- _Exercise_
Gather every line holding the string "three".

▬▬▬▬▬▬

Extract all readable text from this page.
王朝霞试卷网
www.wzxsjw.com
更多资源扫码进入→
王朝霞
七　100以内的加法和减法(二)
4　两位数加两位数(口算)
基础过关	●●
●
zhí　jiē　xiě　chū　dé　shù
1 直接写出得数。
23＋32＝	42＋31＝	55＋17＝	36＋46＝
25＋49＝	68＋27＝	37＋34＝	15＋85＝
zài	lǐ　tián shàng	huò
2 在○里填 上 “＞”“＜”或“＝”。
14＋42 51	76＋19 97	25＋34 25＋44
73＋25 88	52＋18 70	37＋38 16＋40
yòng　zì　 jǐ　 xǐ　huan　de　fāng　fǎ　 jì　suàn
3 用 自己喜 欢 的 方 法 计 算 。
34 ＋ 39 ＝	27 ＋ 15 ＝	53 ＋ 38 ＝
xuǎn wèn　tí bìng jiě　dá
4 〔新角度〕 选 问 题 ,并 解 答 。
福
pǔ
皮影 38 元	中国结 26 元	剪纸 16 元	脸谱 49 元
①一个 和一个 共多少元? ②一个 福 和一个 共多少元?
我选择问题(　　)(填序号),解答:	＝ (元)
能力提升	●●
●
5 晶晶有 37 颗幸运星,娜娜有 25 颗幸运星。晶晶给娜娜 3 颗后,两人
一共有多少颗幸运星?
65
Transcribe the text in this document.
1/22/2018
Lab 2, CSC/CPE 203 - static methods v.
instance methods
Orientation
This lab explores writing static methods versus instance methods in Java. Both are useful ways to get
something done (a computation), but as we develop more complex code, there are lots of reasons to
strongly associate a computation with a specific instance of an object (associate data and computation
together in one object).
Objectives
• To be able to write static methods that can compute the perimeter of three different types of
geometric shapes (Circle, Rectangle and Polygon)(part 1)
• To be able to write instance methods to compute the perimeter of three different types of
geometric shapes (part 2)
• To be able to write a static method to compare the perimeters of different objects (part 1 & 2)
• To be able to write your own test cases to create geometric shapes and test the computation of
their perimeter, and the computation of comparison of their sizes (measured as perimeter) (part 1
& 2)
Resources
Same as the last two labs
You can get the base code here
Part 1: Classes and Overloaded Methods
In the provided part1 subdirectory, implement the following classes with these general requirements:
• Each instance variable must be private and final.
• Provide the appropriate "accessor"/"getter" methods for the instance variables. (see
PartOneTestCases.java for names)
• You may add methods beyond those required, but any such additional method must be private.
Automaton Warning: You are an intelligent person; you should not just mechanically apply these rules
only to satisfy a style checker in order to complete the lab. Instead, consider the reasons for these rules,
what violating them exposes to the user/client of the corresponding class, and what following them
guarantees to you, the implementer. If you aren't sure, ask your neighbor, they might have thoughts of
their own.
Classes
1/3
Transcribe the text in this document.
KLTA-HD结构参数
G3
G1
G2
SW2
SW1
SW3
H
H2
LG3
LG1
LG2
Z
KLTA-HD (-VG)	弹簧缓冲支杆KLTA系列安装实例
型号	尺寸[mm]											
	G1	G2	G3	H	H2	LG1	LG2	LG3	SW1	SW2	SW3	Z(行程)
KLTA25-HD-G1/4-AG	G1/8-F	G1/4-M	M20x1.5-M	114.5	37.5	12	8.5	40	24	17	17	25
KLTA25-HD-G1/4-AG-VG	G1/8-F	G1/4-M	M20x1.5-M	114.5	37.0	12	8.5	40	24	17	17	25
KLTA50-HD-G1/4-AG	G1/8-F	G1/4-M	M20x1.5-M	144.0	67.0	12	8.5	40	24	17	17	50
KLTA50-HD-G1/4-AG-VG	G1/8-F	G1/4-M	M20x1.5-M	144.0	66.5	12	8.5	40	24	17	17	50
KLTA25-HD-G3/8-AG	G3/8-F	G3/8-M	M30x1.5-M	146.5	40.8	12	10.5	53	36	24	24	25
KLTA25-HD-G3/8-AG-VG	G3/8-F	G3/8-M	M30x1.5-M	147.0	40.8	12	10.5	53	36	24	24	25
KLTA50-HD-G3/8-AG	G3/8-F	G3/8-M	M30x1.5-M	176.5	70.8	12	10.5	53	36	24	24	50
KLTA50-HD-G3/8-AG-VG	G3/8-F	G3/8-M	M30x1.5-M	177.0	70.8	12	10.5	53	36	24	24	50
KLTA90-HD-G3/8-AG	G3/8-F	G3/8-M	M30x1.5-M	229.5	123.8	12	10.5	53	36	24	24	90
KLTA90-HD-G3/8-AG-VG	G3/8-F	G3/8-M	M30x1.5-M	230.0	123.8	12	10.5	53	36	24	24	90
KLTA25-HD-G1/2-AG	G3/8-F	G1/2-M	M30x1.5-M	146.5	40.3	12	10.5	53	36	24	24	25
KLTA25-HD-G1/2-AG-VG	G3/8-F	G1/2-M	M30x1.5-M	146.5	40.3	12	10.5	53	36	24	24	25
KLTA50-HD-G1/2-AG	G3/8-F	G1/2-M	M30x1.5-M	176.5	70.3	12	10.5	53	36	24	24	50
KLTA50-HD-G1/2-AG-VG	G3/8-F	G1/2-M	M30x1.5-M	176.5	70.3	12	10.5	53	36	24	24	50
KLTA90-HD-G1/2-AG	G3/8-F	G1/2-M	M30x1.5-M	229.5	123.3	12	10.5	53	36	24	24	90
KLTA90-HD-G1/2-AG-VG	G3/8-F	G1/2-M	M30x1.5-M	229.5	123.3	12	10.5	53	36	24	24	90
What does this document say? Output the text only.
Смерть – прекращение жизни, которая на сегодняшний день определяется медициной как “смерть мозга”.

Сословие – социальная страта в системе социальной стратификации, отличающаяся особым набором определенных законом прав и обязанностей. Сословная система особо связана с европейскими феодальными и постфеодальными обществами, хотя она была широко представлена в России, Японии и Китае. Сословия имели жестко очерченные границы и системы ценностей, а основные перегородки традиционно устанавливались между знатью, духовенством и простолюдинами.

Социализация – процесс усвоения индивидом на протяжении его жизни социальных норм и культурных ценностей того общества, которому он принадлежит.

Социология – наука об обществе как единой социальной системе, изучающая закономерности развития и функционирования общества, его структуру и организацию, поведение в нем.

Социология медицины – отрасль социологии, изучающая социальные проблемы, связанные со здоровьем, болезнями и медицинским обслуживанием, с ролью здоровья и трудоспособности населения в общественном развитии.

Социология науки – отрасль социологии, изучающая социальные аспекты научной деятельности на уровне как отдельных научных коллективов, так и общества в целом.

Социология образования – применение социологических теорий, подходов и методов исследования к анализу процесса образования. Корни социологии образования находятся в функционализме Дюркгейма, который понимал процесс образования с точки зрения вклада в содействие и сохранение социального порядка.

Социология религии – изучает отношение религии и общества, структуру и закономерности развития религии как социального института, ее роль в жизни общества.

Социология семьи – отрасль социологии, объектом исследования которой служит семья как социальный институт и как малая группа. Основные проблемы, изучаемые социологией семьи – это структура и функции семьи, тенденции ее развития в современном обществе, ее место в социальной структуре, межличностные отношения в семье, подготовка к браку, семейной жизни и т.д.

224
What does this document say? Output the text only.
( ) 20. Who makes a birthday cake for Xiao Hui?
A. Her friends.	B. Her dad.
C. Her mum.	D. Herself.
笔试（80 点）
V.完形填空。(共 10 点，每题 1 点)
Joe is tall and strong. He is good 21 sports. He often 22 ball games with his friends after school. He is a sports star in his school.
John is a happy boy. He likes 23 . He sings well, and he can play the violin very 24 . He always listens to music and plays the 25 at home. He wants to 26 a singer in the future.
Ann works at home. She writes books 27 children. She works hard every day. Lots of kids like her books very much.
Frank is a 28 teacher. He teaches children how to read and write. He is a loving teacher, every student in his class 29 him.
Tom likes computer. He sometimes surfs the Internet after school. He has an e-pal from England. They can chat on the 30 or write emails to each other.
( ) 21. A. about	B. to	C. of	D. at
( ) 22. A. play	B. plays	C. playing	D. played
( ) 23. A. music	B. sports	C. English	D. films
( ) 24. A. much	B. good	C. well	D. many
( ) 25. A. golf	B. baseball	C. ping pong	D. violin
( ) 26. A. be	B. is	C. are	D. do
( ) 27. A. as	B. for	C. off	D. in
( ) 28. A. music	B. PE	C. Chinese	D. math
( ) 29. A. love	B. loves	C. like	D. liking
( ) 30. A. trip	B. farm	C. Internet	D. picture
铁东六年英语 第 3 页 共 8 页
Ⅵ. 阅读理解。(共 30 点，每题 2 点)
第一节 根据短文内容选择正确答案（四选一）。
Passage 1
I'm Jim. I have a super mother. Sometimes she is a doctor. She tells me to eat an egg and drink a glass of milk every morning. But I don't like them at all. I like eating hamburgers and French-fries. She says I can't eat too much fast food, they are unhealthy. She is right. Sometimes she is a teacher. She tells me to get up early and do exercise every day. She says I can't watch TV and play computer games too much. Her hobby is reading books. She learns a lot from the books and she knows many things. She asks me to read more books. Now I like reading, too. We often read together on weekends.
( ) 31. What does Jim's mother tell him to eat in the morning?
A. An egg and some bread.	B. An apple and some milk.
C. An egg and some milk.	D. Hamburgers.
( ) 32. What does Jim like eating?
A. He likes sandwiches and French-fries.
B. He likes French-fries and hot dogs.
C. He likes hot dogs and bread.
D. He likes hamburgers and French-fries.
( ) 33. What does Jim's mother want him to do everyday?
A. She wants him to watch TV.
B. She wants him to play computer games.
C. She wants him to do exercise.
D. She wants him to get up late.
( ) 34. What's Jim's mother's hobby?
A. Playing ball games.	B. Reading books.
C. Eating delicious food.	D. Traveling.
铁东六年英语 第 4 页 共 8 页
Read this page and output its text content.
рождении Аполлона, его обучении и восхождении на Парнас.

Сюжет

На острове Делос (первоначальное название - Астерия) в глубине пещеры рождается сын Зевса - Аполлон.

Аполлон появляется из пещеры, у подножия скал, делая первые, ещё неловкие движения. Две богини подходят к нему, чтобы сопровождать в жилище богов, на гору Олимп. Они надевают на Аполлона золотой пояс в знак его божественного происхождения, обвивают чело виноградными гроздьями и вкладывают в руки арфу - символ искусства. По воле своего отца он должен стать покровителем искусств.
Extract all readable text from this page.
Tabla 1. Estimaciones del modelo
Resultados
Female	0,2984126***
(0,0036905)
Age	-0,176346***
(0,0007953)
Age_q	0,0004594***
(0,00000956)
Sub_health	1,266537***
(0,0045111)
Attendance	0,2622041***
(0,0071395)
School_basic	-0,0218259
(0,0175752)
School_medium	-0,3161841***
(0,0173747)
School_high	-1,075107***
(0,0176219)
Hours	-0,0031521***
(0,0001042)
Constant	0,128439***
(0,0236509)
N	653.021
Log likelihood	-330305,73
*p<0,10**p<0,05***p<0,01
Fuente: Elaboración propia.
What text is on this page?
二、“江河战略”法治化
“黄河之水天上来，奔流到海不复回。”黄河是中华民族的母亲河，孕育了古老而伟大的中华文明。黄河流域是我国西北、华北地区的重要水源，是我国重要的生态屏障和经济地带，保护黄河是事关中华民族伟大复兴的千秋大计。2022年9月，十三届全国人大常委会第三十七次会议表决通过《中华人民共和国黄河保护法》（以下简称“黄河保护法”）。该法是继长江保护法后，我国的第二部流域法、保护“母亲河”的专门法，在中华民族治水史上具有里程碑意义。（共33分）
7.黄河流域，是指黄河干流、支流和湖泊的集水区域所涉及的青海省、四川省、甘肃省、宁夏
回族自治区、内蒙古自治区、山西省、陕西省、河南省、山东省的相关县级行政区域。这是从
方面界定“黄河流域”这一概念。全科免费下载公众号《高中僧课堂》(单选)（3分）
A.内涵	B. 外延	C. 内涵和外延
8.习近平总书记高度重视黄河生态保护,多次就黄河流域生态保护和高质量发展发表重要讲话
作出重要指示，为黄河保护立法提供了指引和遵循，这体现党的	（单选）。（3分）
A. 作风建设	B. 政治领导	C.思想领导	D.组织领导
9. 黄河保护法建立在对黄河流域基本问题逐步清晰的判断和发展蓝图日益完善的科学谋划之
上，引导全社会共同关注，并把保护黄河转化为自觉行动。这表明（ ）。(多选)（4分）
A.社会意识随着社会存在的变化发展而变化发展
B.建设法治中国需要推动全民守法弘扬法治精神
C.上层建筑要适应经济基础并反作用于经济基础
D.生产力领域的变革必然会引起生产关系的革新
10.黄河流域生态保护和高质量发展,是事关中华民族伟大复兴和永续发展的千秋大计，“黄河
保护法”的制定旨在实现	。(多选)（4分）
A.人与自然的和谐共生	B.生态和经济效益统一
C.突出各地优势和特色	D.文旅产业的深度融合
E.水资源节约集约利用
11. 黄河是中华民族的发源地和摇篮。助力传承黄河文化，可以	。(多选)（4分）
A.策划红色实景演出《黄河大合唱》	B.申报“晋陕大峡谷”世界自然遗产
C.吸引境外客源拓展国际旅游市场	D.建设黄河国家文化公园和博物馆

▬▬▬▬▬▬

- _Right answer_
• To be able to write static methods that can compute the perimeter of three different types of
• To be able to write instance methods to compute the perimeter of three different types of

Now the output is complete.